[Saved data entries]
[Start]
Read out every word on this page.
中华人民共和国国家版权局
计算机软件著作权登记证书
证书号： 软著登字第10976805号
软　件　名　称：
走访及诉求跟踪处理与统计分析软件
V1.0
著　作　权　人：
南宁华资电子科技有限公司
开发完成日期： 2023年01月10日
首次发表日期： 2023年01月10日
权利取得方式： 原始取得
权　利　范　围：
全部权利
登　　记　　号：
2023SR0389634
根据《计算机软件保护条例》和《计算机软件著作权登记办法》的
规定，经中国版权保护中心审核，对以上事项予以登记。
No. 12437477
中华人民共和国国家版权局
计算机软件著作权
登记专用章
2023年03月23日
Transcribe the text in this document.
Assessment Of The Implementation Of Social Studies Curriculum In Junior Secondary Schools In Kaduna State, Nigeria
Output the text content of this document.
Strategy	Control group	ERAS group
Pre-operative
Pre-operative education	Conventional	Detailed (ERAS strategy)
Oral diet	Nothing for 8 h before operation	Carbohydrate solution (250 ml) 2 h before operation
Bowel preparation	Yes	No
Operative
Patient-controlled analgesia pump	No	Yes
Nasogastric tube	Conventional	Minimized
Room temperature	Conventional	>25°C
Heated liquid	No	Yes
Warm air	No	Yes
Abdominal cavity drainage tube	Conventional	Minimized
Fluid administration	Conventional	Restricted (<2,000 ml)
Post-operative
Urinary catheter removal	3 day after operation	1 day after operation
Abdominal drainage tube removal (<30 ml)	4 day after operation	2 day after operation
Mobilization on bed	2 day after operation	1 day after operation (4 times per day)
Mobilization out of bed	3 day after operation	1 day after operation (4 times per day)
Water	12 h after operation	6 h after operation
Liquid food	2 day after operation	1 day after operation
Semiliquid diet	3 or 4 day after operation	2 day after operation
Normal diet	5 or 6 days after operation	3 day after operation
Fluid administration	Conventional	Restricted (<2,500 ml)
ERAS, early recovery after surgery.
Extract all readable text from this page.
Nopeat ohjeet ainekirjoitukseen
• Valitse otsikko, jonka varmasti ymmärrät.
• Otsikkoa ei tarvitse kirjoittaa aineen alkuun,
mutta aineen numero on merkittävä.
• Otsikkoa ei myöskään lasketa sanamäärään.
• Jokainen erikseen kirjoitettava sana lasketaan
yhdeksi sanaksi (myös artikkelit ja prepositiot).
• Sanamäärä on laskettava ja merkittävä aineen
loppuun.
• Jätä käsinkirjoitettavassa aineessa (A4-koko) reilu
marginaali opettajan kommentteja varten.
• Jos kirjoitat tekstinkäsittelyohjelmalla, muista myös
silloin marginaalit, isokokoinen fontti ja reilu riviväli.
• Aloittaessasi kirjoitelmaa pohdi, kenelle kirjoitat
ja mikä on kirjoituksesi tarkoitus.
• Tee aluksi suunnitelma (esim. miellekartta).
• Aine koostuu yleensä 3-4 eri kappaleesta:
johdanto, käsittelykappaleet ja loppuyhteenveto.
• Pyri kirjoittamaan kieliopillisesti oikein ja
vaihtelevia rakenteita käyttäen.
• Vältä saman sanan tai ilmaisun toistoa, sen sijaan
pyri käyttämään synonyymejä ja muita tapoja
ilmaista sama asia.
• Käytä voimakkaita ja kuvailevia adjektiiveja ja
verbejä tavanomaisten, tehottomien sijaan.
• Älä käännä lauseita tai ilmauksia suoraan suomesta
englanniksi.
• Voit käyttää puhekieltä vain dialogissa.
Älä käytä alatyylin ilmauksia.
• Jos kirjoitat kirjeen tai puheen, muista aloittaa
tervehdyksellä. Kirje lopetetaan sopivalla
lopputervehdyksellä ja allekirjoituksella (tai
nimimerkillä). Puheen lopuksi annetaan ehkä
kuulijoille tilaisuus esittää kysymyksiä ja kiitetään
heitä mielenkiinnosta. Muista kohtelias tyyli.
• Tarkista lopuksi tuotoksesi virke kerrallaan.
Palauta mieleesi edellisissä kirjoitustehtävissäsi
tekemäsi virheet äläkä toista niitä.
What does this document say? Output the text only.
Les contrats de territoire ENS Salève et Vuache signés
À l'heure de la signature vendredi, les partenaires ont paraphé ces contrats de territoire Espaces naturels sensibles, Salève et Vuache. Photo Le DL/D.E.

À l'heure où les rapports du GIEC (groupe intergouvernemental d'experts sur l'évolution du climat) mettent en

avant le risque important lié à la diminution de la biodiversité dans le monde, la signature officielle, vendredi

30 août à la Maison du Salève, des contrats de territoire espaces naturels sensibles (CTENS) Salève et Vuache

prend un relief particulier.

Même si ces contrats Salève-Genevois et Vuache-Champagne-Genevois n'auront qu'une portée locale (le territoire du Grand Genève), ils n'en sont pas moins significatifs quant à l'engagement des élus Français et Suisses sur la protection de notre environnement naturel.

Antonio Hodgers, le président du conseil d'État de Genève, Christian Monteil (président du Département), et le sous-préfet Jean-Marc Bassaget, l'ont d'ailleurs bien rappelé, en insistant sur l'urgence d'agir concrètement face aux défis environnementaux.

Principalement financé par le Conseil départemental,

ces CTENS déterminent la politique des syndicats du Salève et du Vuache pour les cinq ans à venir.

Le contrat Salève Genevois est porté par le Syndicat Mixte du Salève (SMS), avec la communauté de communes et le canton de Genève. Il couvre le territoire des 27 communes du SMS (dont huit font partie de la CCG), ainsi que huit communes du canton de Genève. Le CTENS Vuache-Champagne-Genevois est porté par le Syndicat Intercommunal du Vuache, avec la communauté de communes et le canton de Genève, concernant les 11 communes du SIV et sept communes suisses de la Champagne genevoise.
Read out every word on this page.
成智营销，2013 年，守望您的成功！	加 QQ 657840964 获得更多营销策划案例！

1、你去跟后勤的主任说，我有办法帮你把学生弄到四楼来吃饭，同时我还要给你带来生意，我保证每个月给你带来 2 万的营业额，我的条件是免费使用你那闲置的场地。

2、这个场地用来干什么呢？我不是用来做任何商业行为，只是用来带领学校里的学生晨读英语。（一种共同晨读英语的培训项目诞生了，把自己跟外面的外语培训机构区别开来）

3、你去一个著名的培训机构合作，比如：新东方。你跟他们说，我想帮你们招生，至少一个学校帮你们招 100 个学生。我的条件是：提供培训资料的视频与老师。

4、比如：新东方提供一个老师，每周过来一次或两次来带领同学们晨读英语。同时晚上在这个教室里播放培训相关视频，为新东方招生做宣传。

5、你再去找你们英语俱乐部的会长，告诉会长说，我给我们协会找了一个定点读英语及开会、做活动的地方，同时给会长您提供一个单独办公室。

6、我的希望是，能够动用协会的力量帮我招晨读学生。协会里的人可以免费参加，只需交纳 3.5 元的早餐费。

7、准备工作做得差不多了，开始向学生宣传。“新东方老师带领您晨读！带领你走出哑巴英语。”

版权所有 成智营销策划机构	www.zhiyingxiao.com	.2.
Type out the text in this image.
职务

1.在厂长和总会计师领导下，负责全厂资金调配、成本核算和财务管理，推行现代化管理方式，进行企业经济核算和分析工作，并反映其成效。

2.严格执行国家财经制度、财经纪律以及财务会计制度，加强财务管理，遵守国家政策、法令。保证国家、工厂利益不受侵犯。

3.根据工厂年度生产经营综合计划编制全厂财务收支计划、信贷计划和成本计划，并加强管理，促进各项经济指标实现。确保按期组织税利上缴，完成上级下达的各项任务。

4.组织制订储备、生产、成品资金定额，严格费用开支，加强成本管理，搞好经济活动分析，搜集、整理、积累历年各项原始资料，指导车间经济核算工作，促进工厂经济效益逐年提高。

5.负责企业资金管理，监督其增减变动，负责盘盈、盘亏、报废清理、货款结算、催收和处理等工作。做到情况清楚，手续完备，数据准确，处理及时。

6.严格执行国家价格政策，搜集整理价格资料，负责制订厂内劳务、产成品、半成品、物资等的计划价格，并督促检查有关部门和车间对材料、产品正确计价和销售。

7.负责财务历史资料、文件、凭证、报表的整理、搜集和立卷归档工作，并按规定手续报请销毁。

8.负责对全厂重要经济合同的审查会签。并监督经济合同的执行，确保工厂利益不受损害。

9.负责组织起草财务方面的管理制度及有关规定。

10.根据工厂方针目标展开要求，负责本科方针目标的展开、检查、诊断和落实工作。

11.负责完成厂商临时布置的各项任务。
[End]
*TASK DIRECTIONS*
Using the records above, gather all lines where the string "removal" is present.

*SOLUTION FOR THIS PROBLEM*
Urinary catheter removal	3 day after operation	1 day after operation
Abdominal drainage tube removal (<30 ml)	4 day after operation	2 day after operation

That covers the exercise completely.